> **Provided data**

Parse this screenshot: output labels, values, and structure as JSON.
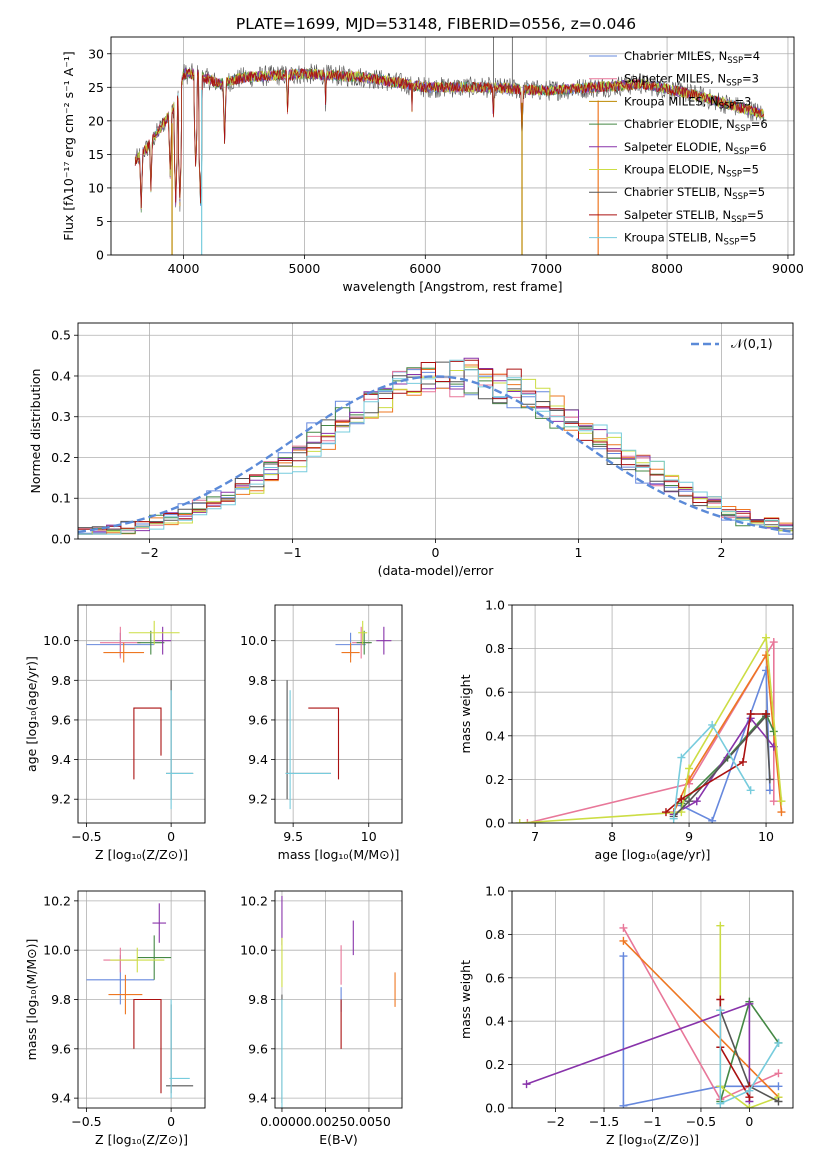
{
  "title": "PLATE=1699, MJD=53148, FIBERID=0556, z=0.046",
  "colors": [
    "#6688dd",
    "#e87799",
    "#bb8800",
    "#448844",
    "#8833aa",
    "#ccdd44",
    "#555555",
    "#aa1111",
    "#77ccdd"
  ],
  "chart_data": [
    {
      "id": "spectrum",
      "type": "line",
      "xlabel": "wavelength [Angstrom, rest frame]",
      "ylabel": "Flux [fλ10⁻¹⁷ erg cm⁻² s⁻¹ A⁻¹]",
      "xlim": [
        3400,
        9050
      ],
      "ylim": [
        0,
        32.5
      ],
      "xticks": [
        4000,
        5000,
        6000,
        7000,
        8000,
        9000
      ],
      "yticks": [
        0,
        5,
        10,
        15,
        20,
        25,
        30
      ],
      "legend": "top-right",
      "legend_entries": [
        {
          "pre": "Chabrier MILES, N",
          "sub": "SSP",
          "post": "=4"
        },
        {
          "pre": "Salpeter MILES, N",
          "sub": "SSP",
          "post": "=3"
        },
        {
          "pre": "Kroupa MILES, N",
          "sub": "SSP",
          "post": "=3"
        },
        {
          "pre": "Chabrier ELODIE, N",
          "sub": "SSP",
          "post": "=6"
        },
        {
          "pre": "Salpeter ELODIE, N",
          "sub": "SSP",
          "post": "=6"
        },
        {
          "pre": "Kroupa ELODIE, N",
          "sub": "SSP",
          "post": "=5"
        },
        {
          "pre": "Chabrier STELIB, N",
          "sub": "SSP",
          "post": "=5"
        },
        {
          "pre": "Salpeter STELIB, N",
          "sub": "SSP",
          "post": "=5"
        },
        {
          "pre": "Kroupa STELIB, N",
          "sub": "SSP",
          "post": "=5"
        }
      ],
      "continuum": [
        [
          3600,
          14
        ],
        [
          3700,
          16
        ],
        [
          3850,
          20
        ],
        [
          3950,
          23
        ],
        [
          4000,
          27
        ],
        [
          4100,
          27
        ],
        [
          4300,
          25.5
        ],
        [
          4500,
          26.5
        ],
        [
          5000,
          27
        ],
        [
          5500,
          26.5
        ],
        [
          6000,
          25
        ],
        [
          6500,
          25
        ],
        [
          7000,
          24.5
        ],
        [
          7400,
          25
        ],
        [
          7800,
          25.5
        ],
        [
          8200,
          24
        ],
        [
          8600,
          22
        ],
        [
          8800,
          21
        ]
      ],
      "dips": [
        [
          3650,
          7
        ],
        [
          3730,
          10
        ],
        [
          3890,
          12
        ],
        [
          3935,
          8
        ],
        [
          3970,
          8
        ],
        [
          4101,
          13
        ],
        [
          4140,
          8
        ],
        [
          4340,
          17
        ],
        [
          4861,
          21
        ],
        [
          5175,
          23
        ],
        [
          5890,
          22
        ],
        [
          6563,
          20
        ],
        [
          6800,
          18
        ]
      ],
      "drops": [
        [
          3905,
          "#bb8800"
        ],
        [
          4150,
          "#77ccdd"
        ],
        [
          6800,
          "#bb8800"
        ],
        [
          7430,
          "#ee7722"
        ]
      ],
      "spikes": [
        [
          6565,
          32.5
        ],
        [
          6720,
          32.5
        ]
      ]
    },
    {
      "id": "residuals",
      "type": "histogram",
      "xlabel": "(data-model)/error",
      "ylabel": "Normed distribution",
      "xlim": [
        -2.5,
        2.5
      ],
      "ylim": [
        0,
        0.53
      ],
      "xticks": [
        -2,
        -1,
        0,
        1,
        2
      ],
      "yticks": [
        0.0,
        0.1,
        0.2,
        0.3,
        0.4,
        0.5
      ],
      "legend": "top-right",
      "reference_label": "𝒩(0,1)",
      "reference_color": "#5b8ad8",
      "bin_width": 0.1,
      "histogram_colors": [
        "#6688dd",
        "#e87799",
        "#ee7722",
        "#448844",
        "#8833aa",
        "#ccdd44",
        "#555555",
        "#aa1111",
        "#77ccdd"
      ]
    },
    {
      "id": "age_vs_Z",
      "type": "errorbar",
      "xlabel": "Z [log₁₀(Z/Z⊙)]",
      "ylabel": "age  [log₁₀(age/yr)]",
      "xlim": [
        -0.55,
        0.2
      ],
      "ylim": [
        9.08,
        10.18
      ],
      "xticks": [
        -0.5,
        0.0
      ],
      "yticks": [
        9.2,
        9.4,
        9.6,
        9.8,
        10.0
      ],
      "points": [
        {
          "x": -0.3,
          "y": 9.98,
          "xe": 0.2,
          "ye": 0.06,
          "c": "#6688dd"
        },
        {
          "x": -0.3,
          "y": 9.99,
          "xe": 0.12,
          "ye": 0.08,
          "c": "#e87799"
        },
        {
          "x": -0.28,
          "y": 9.94,
          "xe": 0.12,
          "ye": 0.05,
          "c": "#ee7722"
        },
        {
          "x": -0.12,
          "y": 9.99,
          "xe": 0.08,
          "ye": 0.06,
          "c": "#448844"
        },
        {
          "x": -0.05,
          "y": 10.0,
          "xe": 0.05,
          "ye": 0.07,
          "c": "#8833aa"
        },
        {
          "x": -0.1,
          "y": 10.04,
          "xe": 0.15,
          "ye": 0.06,
          "c": "#ccdd44"
        },
        {
          "x": 0.0,
          "y": 9.5,
          "xe": 0.0,
          "ye": 0.3,
          "c": "#555555"
        },
        {
          "x": 0.05,
          "y": 9.33,
          "xe": 0.08,
          "ye": 0.0,
          "c": "#555555"
        },
        {
          "x": 0.05,
          "y": 9.33,
          "xe": 0.08,
          "ye": 0.0,
          "c": "#77ccdd"
        },
        {
          "x": 0.0,
          "y": 9.45,
          "xe": 0.0,
          "ye": 0.3,
          "c": "#77ccdd"
        }
      ],
      "brackets": [
        {
          "c": "#aa1111",
          "path": [
            [
              -0.22,
              9.3
            ],
            [
              -0.22,
              9.66
            ],
            [
              -0.06,
              9.66
            ],
            [
              -0.06,
              9.42
            ]
          ]
        }
      ]
    },
    {
      "id": "age_vs_mass",
      "type": "errorbar",
      "xlabel": "mass [log₁₀(M/M⊙)]",
      "ylabel": "",
      "xlim": [
        9.38,
        10.22
      ],
      "ylim": [
        9.08,
        10.18
      ],
      "xticks": [
        9.5,
        10.0
      ],
      "yticks": [
        9.2,
        9.4,
        9.6,
        9.8,
        10.0
      ],
      "points": [
        {
          "x": 9.88,
          "y": 9.98,
          "xe": 0.1,
          "ye": 0.06,
          "c": "#6688dd"
        },
        {
          "x": 9.95,
          "y": 9.99,
          "xe": 0.06,
          "ye": 0.08,
          "c": "#e87799"
        },
        {
          "x": 9.88,
          "y": 9.94,
          "xe": 0.06,
          "ye": 0.05,
          "c": "#ee7722"
        },
        {
          "x": 9.97,
          "y": 9.99,
          "xe": 0.05,
          "ye": 0.06,
          "c": "#448844"
        },
        {
          "x": 10.1,
          "y": 10.0,
          "xe": 0.05,
          "ye": 0.07,
          "c": "#8833aa"
        },
        {
          "x": 9.96,
          "y": 10.04,
          "xe": 0.03,
          "ye": 0.06,
          "c": "#ccdd44"
        },
        {
          "x": 9.46,
          "y": 9.5,
          "xe": 0.0,
          "ye": 0.3,
          "c": "#555555"
        },
        {
          "x": 9.6,
          "y": 9.33,
          "xe": 0.15,
          "ye": 0.0,
          "c": "#555555"
        },
        {
          "x": 9.6,
          "y": 9.33,
          "xe": 0.15,
          "ye": 0.0,
          "c": "#77ccdd"
        },
        {
          "x": 9.48,
          "y": 9.45,
          "xe": 0.0,
          "ye": 0.3,
          "c": "#77ccdd"
        }
      ],
      "brackets": [
        {
          "c": "#aa1111",
          "path": [
            [
              9.6,
              9.66
            ],
            [
              9.8,
              9.66
            ],
            [
              9.8,
              9.3
            ]
          ]
        }
      ]
    },
    {
      "id": "massweight_vs_age",
      "type": "line",
      "xlabel": "age  [log₁₀(age/yr)]",
      "ylabel": "mass weight",
      "xlim": [
        6.7,
        10.35
      ],
      "ylim": [
        0,
        1.0
      ],
      "xticks": [
        7,
        8,
        9,
        10
      ],
      "yticks": [
        0.0,
        0.2,
        0.4,
        0.6,
        0.8,
        1.0
      ],
      "series": [
        {
          "c": "#6688dd",
          "pts": [
            [
              8.9,
              0.08
            ],
            [
              9.3,
              0.01
            ],
            [
              10.0,
              0.7
            ],
            [
              10.05,
              0.15
            ]
          ]
        },
        {
          "c": "#e87799",
          "pts": [
            [
              6.9,
              0.0
            ],
            [
              9.0,
              0.18
            ],
            [
              10.1,
              0.83
            ],
            [
              10.1,
              0.1
            ]
          ]
        },
        {
          "c": "#ee7722",
          "pts": [
            [
              8.8,
              0.05
            ],
            [
              9.0,
              0.2
            ],
            [
              10.0,
              0.77
            ],
            [
              10.2,
              0.05
            ]
          ]
        },
        {
          "c": "#448844",
          "pts": [
            [
              8.9,
              0.09
            ],
            [
              9.5,
              0.3
            ],
            [
              10.0,
              0.5
            ],
            [
              10.1,
              0.42
            ]
          ]
        },
        {
          "c": "#8833aa",
          "pts": [
            [
              8.8,
              0.04
            ],
            [
              9.1,
              0.1
            ],
            [
              9.8,
              0.48
            ],
            [
              10.1,
              0.35
            ]
          ]
        },
        {
          "c": "#ccdd44",
          "pts": [
            [
              6.8,
              0.0
            ],
            [
              8.9,
              0.05
            ],
            [
              9.0,
              0.25
            ],
            [
              10.0,
              0.85
            ],
            [
              10.2,
              0.1
            ]
          ]
        },
        {
          "c": "#555555",
          "pts": [
            [
              8.8,
              0.03
            ],
            [
              9.0,
              0.1
            ],
            [
              10.0,
              0.49
            ],
            [
              10.05,
              0.2
            ]
          ]
        },
        {
          "c": "#aa1111",
          "pts": [
            [
              8.7,
              0.05
            ],
            [
              8.9,
              0.11
            ],
            [
              9.7,
              0.28
            ],
            [
              9.8,
              0.5
            ],
            [
              10.0,
              0.5
            ]
          ]
        },
        {
          "c": "#77ccdd",
          "pts": [
            [
              8.8,
              0.02
            ],
            [
              8.9,
              0.3
            ],
            [
              9.3,
              0.45
            ],
            [
              9.8,
              0.15
            ]
          ]
        }
      ]
    },
    {
      "id": "mass_vs_Z",
      "type": "errorbar",
      "xlabel": "Z [log₁₀(Z/Z⊙)]",
      "ylabel": "mass [log₁₀(M/M⊙)]",
      "xlim": [
        -0.55,
        0.2
      ],
      "ylim": [
        9.36,
        10.24
      ],
      "xticks": [
        -0.5,
        0.0
      ],
      "yticks": [
        9.4,
        9.6,
        9.8,
        10.0,
        10.2
      ],
      "points": [
        {
          "x": -0.3,
          "y": 9.88,
          "xe": 0.2,
          "ye": 0.1,
          "c": "#6688dd"
        },
        {
          "x": -0.3,
          "y": 9.96,
          "xe": 0.1,
          "ye": 0.05,
          "c": "#e87799"
        },
        {
          "x": -0.27,
          "y": 9.82,
          "xe": 0.1,
          "ye": 0.08,
          "c": "#ee7722"
        },
        {
          "x": -0.1,
          "y": 9.97,
          "xe": 0.1,
          "ye": 0.09,
          "c": "#448844"
        },
        {
          "x": -0.07,
          "y": 10.11,
          "xe": 0.04,
          "ye": 0.08,
          "c": "#8833aa"
        },
        {
          "x": -0.2,
          "y": 9.96,
          "xe": 0.16,
          "ye": 0.05,
          "c": "#ccdd44"
        },
        {
          "x": 0.05,
          "y": 9.45,
          "xe": 0.08,
          "ye": 0.0,
          "c": "#555555"
        },
        {
          "x": 0.0,
          "y": 9.6,
          "xe": 0.0,
          "ye": 0.18,
          "c": "#555555"
        },
        {
          "x": 0.05,
          "y": 9.48,
          "xe": 0.06,
          "ye": 0.0,
          "c": "#77ccdd"
        },
        {
          "x": 0.0,
          "y": 9.6,
          "xe": 0.0,
          "ye": 0.2,
          "c": "#77ccdd"
        }
      ],
      "brackets": [
        {
          "c": "#aa1111",
          "path": [
            [
              -0.22,
              9.6
            ],
            [
              -0.22,
              9.8
            ],
            [
              -0.06,
              9.8
            ],
            [
              -0.06,
              9.42
            ]
          ]
        }
      ]
    },
    {
      "id": "mass_vs_ebv",
      "type": "errorbar",
      "xlabel": "E(B-V)",
      "ylabel": "",
      "xlim": [
        -0.0004,
        0.0069
      ],
      "ylim": [
        9.36,
        10.24
      ],
      "xticks": [
        0.0,
        0.0025,
        0.005
      ],
      "xticklabels": [
        "0.0000",
        "0.0025",
        "0.0050"
      ],
      "yticks": [
        9.4,
        9.6,
        9.8,
        10.0,
        10.2
      ],
      "points": [
        {
          "x": 0.0,
          "y": 10.12,
          "xe": 0,
          "ye": 0.1,
          "c": "#8833aa"
        },
        {
          "x": 0.0,
          "y": 9.95,
          "xe": 0,
          "ye": 0.1,
          "c": "#ccdd44"
        },
        {
          "x": 0.0,
          "y": 9.6,
          "xe": 0,
          "ye": 0.22,
          "c": "#555555"
        },
        {
          "x": 0.0,
          "y": 9.55,
          "xe": 0,
          "ye": 0.25,
          "c": "#77ccdd"
        },
        {
          "x": 0.0034,
          "y": 9.94,
          "xe": 0,
          "ye": 0.08,
          "c": "#e87799"
        },
        {
          "x": 0.0034,
          "y": 9.8,
          "xe": 0,
          "ye": 0.05,
          "c": "#6688dd"
        },
        {
          "x": 0.0034,
          "y": 9.7,
          "xe": 0,
          "ye": 0.1,
          "c": "#aa1111"
        },
        {
          "x": 0.0041,
          "y": 10.05,
          "xe": 0,
          "ye": 0.07,
          "c": "#8833aa"
        },
        {
          "x": 0.0065,
          "y": 9.84,
          "xe": 0,
          "ye": 0.07,
          "c": "#ee7722"
        }
      ],
      "brackets": []
    },
    {
      "id": "massweight_vs_Z",
      "type": "line",
      "xlabel": "Z [log₁₀(Z/Z⊙)]",
      "ylabel": "mass weight",
      "xlim": [
        -2.45,
        0.45
      ],
      "ylim": [
        0,
        1.0
      ],
      "xticks": [
        -2.0,
        -1.5,
        -1.0,
        -0.5,
        0.0
      ],
      "yticks": [
        0.0,
        0.2,
        0.4,
        0.6,
        0.8,
        1.0
      ],
      "series": [
        {
          "c": "#6688dd",
          "pts": [
            [
              -1.3,
              0.7
            ],
            [
              -1.3,
              0.01
            ],
            [
              -0.3,
              0.1
            ],
            [
              0.3,
              0.1
            ]
          ]
        },
        {
          "c": "#e87799",
          "pts": [
            [
              -1.3,
              0.83
            ],
            [
              -0.3,
              0.04
            ],
            [
              0.0,
              0.1
            ],
            [
              0.3,
              0.16
            ]
          ]
        },
        {
          "c": "#ee7722",
          "pts": [
            [
              -1.3,
              0.77
            ],
            [
              0.3,
              0.05
            ]
          ]
        },
        {
          "c": "#448844",
          "pts": [
            [
              -0.3,
              0.03
            ],
            [
              0.0,
              0.49
            ],
            [
              0.3,
              0.3
            ]
          ]
        },
        {
          "c": "#8833aa",
          "pts": [
            [
              -2.3,
              0.11
            ],
            [
              0.0,
              0.48
            ],
            [
              0.0,
              0.03
            ]
          ]
        },
        {
          "c": "#ccdd44",
          "pts": [
            [
              -0.3,
              0.84
            ],
            [
              -0.3,
              0.1
            ],
            [
              0.0,
              0.0
            ],
            [
              0.3,
              0.05
            ]
          ]
        },
        {
          "c": "#555555",
          "pts": [
            [
              -0.3,
              0.45
            ],
            [
              0.0,
              0.1
            ],
            [
              0.3,
              0.03
            ]
          ]
        },
        {
          "c": "#aa1111",
          "pts": [
            [
              -0.3,
              0.5
            ],
            [
              -0.3,
              0.28
            ],
            [
              0.0,
              0.05
            ],
            [
              0.0,
              0.1
            ]
          ]
        },
        {
          "c": "#77ccdd",
          "pts": [
            [
              -0.3,
              0.45
            ],
            [
              -0.3,
              0.02
            ],
            [
              0.0,
              0.08
            ],
            [
              0.3,
              0.3
            ]
          ]
        }
      ]
    }
  ]
}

> **What you are asked to do**
From the records, copy every line that has the string "ylabel" in it.

> **Result of this task**
      "ylabel": "Flux [fλ10⁻¹⁷ erg cm⁻² s⁻¹ A⁻¹]",
      "ylabel": "Normed distribution",
      "ylabel": "age  [log₁₀(age/yr)]",
      "ylabel": "",
      "ylabel": "mass weight",
      "ylabel": "mass [log₁₀(M/M⊙)]",
      "ylabel": "",
      "ylabel": "mass weight",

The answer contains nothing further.